_Task 1_
In the passage on Estonian delictual and contractual liability, please rewrite the part between "Should the existence" and "should be negated.", inclusive, renaming "protection obligations" as "duties of care" throughout.

_Selected extract_
--- START ---

Should the existence of such collateral or protection obligations, aimed at protecting life and health, also be approved of in Estonian law? Their existence could be derived from LOA § 2 (2), whereunder the nature of an obligation may oblige the parties to the obligation to take the other party’s rights and interests into account in a certain manner.*37 At the same time, it is questionable, given the structure and conceptual solutions of the Estonian law of obligations, whether or not such protection obligations, breach of which would result in liability under LOA §§ 100 et seqq., i.e. liability without fault, could anyhow exist in relation to the other party’s absolute legal rights. The author of this article is of the opinion that this should be negated.

In general, it can be said that the stronger the protection of persons’ legal rights under a state’s law of delict (i.e. the easier it is to receive compensation for damage under the law of delict), the less the existence of such contractual collateral or protection obligations should be expected.*38 The fact that e.g. in German law, many cases typical of what would per se constitute delictual liability have been transferred to the sphere of contractual or quasi-contractual liability, is due to deficiencies in the German law of delict. Problems are caused there particularly by BGB § 831.*39 In so far as the law of delict fails to provide sufficient protection to the aggrieved party in Germany, there is a wish to bring compensation for damage caused by violation of other persons’ absolute legal rights into the scope of contract law by using different legal constructions to vest the right to claim compensation for damage from breach of contract in a person who has not concluded any actual contract with the tortfeasor. This area of application of contractual liability is enlarged through creating extensive collateral and protection obligations, particularly by means of the institutions of culpa in contrahendo and contracts with protective effect for third parties.*40 

However, in Estonia there is no major need to implement such complex constructions, as according to the author’s appraisal, the Estonian law of delict offers sufficient protection to the aggrieved party. Firstly, we have the presumption of tortfeasor’s culpability (LOA § 1050 (1)). Secondly, under LOA § 1054, the service user’s liability for damage caused by the service provider is substantially stricter than under German BGB § 831, covering, under subsection (2), also any damage caused by the so-called independent operators, provided that the service user has used such operators in the performance of its duties and the damage was caused or the occurrence thereof was made possible through the performance of such duty. Moreover, claims for compensation for damage to health will expire at the same time regardless of whether their basis is contractual or delictual (§ 153 of the General Part of the Civil Code Act (GPCCA)).*41 

Therefore the author is of the position that damage caused to a creditor’s health by a defective object of contract must, as a general rule, be compensated for only under the provisions on delictual liability, even if a contract between the parties exists or if the parties are conducting precontractual negotiations.*42 In other words, it can be said, as a general rule, that a contractual obligation does not have the purpose of preventing damage to the other party’s health (LOA § 127 (2)) and hence, a delictual claim is the only option for compensation for such damage.

--- END ---

_Data supplied_
--- START ---

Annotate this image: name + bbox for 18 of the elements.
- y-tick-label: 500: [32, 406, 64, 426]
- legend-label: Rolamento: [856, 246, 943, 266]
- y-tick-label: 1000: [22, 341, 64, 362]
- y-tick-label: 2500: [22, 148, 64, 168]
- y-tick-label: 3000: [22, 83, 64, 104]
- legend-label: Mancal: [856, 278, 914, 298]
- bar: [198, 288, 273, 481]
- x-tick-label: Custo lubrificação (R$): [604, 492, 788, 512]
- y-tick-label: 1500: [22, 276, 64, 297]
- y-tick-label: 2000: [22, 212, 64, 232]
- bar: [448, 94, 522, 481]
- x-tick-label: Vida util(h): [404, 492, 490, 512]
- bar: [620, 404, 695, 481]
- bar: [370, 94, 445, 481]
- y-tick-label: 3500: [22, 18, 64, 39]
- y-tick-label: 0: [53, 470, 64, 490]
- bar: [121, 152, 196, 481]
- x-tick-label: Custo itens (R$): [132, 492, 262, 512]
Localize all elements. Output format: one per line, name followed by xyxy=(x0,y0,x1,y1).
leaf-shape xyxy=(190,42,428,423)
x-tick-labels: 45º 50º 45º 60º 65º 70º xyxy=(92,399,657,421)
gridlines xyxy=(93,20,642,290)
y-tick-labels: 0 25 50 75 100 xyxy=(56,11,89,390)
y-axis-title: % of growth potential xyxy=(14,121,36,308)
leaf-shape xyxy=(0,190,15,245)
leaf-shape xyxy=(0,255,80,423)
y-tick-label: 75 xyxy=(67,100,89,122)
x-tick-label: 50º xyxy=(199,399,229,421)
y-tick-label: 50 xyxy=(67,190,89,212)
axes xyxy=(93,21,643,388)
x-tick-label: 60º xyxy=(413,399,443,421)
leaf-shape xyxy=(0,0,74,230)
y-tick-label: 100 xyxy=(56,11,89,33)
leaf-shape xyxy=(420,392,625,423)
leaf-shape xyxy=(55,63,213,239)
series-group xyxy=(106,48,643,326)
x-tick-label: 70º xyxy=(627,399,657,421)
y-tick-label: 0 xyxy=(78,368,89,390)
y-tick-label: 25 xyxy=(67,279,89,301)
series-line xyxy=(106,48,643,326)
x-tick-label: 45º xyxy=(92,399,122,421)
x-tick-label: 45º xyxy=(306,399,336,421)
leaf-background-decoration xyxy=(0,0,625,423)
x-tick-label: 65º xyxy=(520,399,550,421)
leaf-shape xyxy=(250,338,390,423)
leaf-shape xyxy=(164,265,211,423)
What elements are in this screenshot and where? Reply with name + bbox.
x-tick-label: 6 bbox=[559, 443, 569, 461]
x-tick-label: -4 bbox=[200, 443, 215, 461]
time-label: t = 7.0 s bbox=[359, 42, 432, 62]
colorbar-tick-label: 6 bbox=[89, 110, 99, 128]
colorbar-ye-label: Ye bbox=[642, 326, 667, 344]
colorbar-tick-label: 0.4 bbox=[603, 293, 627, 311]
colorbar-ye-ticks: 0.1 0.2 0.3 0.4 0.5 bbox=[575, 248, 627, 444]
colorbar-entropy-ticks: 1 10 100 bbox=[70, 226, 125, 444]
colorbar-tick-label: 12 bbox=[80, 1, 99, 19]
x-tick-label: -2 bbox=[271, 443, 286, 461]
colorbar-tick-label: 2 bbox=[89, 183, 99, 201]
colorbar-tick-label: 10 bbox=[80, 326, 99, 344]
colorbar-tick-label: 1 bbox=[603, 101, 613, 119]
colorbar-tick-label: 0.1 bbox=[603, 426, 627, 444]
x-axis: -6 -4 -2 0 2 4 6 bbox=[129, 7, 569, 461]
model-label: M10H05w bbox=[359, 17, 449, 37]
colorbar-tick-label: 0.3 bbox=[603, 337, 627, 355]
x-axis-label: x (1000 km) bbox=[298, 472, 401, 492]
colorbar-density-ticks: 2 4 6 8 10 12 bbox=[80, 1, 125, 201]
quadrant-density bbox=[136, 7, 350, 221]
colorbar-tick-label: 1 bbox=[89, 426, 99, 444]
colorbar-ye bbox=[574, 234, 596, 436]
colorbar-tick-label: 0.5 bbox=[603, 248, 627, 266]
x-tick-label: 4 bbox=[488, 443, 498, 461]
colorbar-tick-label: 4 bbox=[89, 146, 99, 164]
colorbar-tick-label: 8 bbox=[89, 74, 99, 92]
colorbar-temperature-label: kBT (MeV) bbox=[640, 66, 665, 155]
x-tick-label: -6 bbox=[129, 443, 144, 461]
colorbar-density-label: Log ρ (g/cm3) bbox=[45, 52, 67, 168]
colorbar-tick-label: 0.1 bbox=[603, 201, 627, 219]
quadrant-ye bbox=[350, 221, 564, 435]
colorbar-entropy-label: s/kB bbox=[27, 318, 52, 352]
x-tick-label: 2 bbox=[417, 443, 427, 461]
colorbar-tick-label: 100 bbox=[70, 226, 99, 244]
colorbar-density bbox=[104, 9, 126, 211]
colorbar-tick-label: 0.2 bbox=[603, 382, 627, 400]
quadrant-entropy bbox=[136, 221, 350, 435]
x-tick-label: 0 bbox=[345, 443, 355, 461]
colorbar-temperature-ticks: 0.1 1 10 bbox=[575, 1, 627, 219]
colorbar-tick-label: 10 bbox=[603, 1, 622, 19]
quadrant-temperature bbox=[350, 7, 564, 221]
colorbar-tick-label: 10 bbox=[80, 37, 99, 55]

--- END ---

_Task 2_
Reproduce the records word for word, from their first line through the line holding "- bar: [370, 94, 445, 481]", inclusive.

_Finished answer 1_
Should the existence of such collateral or duties of care, aimed at protecting life and health, also be approved of in Estonian law? Their existence could be derived from LOA § 2 (2), whereunder the nature of an obligation may oblige the parties to the obligation to take the other party’s rights and interests into account in a certain manner.*37 At the same time, it is questionable, given the structure and conceptual solutions of the Estonian law of obligations, whether or not such duties of care, breach of which would result in liability under LOA §§ 100 et seqq., i.e. liability without fault, could anyhow exist in relation to the other party’s absolute legal rights. The author of this article is of the opinion that this should be negated.

_Finished answer 2_
Annotate this image: name + bbox for 18 of the elements.
- y-tick-label: 500: [32, 406, 64, 426]
- legend-label: Rolamento: [856, 246, 943, 266]
- y-tick-label: 1000: [22, 341, 64, 362]
- y-tick-label: 2500: [22, 148, 64, 168]
- y-tick-label: 3000: [22, 83, 64, 104]
- legend-label: Mancal: [856, 278, 914, 298]
- bar: [198, 288, 273, 481]
- x-tick-label: Custo lubrificação (R$): [604, 492, 788, 512]
- y-tick-label: 1500: [22, 276, 64, 297]
- y-tick-label: 2000: [22, 212, 64, 232]
- bar: [448, 94, 522, 481]
- x-tick-label: Vida util(h): [404, 492, 490, 512]
- bar: [620, 404, 695, 481]
- bar: [370, 94, 445, 481]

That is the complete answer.